WHAT THIS TASK INVOLVES »
What is the number of lines containing "content"? Give only that number.

GIVEN RECORDS »
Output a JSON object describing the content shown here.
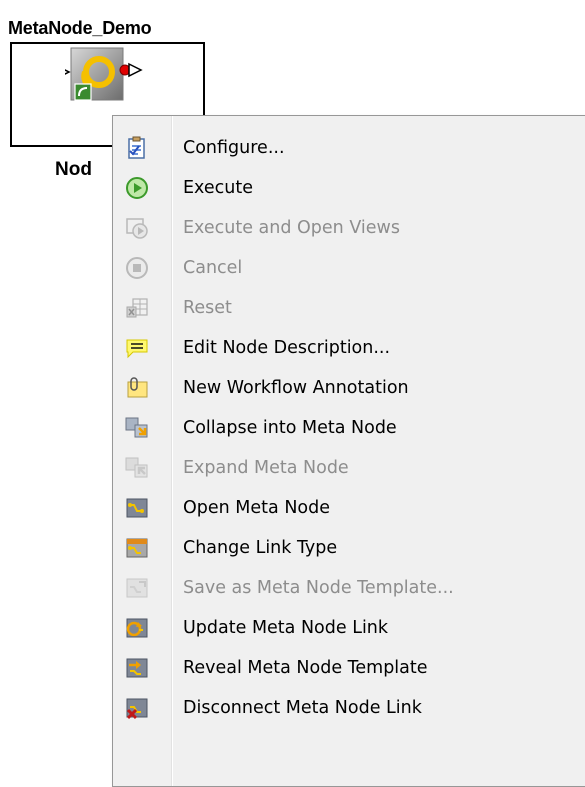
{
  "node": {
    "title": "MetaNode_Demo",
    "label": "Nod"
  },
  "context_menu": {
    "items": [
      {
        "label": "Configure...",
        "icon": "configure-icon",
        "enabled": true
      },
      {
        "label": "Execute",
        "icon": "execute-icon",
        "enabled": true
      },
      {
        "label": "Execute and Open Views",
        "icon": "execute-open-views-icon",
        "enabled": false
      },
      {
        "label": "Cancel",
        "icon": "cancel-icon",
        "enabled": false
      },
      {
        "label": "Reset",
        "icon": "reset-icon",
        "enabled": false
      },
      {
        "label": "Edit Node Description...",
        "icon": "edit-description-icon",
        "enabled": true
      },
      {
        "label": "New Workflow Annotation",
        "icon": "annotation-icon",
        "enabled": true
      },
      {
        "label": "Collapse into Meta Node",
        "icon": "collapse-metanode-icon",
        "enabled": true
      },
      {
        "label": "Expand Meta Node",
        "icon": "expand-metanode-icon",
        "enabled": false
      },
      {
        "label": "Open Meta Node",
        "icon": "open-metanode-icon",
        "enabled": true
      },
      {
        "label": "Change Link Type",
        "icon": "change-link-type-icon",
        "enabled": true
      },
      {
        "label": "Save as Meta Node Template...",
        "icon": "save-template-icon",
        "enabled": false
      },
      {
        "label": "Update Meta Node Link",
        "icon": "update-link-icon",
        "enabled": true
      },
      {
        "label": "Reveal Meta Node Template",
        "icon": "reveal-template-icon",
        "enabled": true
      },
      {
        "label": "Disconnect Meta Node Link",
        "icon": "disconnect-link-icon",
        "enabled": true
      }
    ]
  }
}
--
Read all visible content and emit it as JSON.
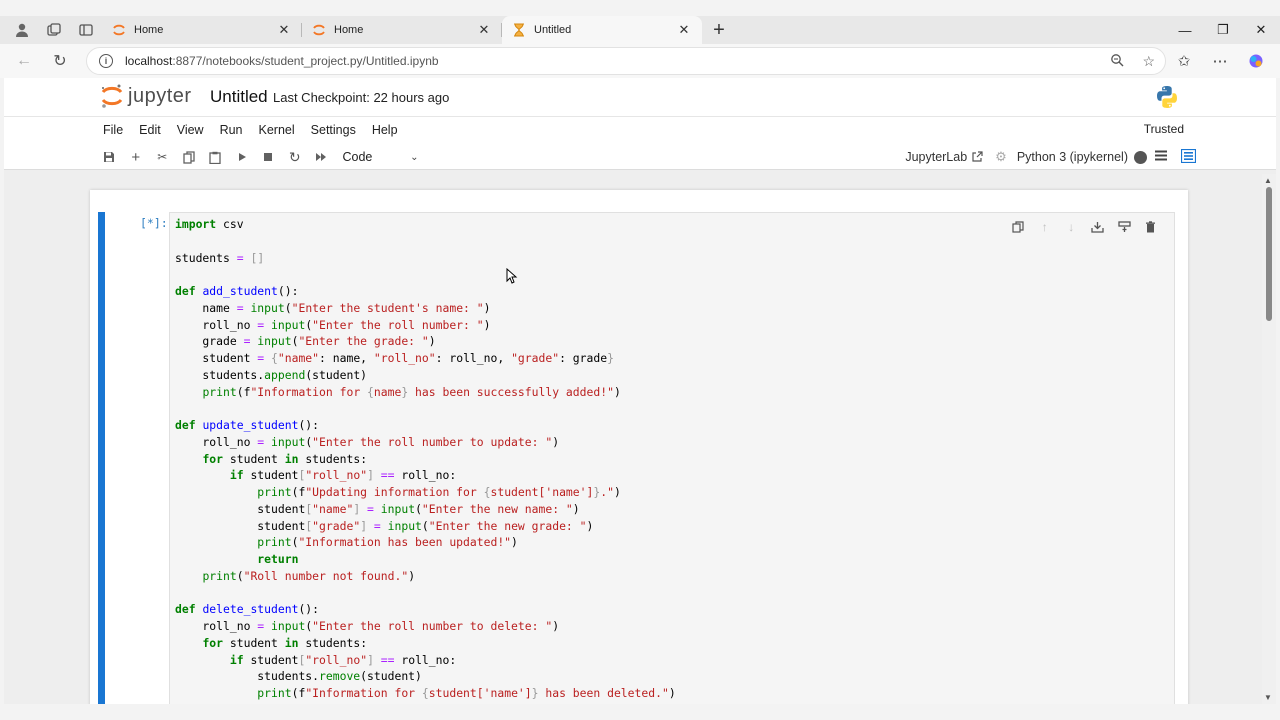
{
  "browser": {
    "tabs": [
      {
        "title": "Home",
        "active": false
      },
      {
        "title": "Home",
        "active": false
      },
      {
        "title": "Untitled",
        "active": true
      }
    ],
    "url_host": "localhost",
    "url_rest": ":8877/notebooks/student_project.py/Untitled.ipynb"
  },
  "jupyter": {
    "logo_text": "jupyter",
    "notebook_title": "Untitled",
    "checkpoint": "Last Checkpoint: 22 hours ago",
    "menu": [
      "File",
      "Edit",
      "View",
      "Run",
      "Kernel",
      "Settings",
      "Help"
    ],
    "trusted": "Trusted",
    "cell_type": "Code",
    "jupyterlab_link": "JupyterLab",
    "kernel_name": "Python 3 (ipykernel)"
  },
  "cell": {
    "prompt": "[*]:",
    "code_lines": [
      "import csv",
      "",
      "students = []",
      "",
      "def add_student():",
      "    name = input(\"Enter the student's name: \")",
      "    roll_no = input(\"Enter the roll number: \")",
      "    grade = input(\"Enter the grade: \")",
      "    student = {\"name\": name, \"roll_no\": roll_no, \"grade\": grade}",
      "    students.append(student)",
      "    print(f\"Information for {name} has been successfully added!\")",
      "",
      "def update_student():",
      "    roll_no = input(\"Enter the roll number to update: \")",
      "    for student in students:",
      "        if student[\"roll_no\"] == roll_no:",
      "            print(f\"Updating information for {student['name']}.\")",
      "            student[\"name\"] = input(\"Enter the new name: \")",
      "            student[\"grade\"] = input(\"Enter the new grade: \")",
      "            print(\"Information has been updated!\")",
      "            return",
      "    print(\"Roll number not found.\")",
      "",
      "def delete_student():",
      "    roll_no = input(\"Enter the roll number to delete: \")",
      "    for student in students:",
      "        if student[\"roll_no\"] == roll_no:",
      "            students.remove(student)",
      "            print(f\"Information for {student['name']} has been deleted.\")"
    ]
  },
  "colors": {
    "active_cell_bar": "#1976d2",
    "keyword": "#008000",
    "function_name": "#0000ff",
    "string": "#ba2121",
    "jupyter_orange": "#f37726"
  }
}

FINAL RESULT »
2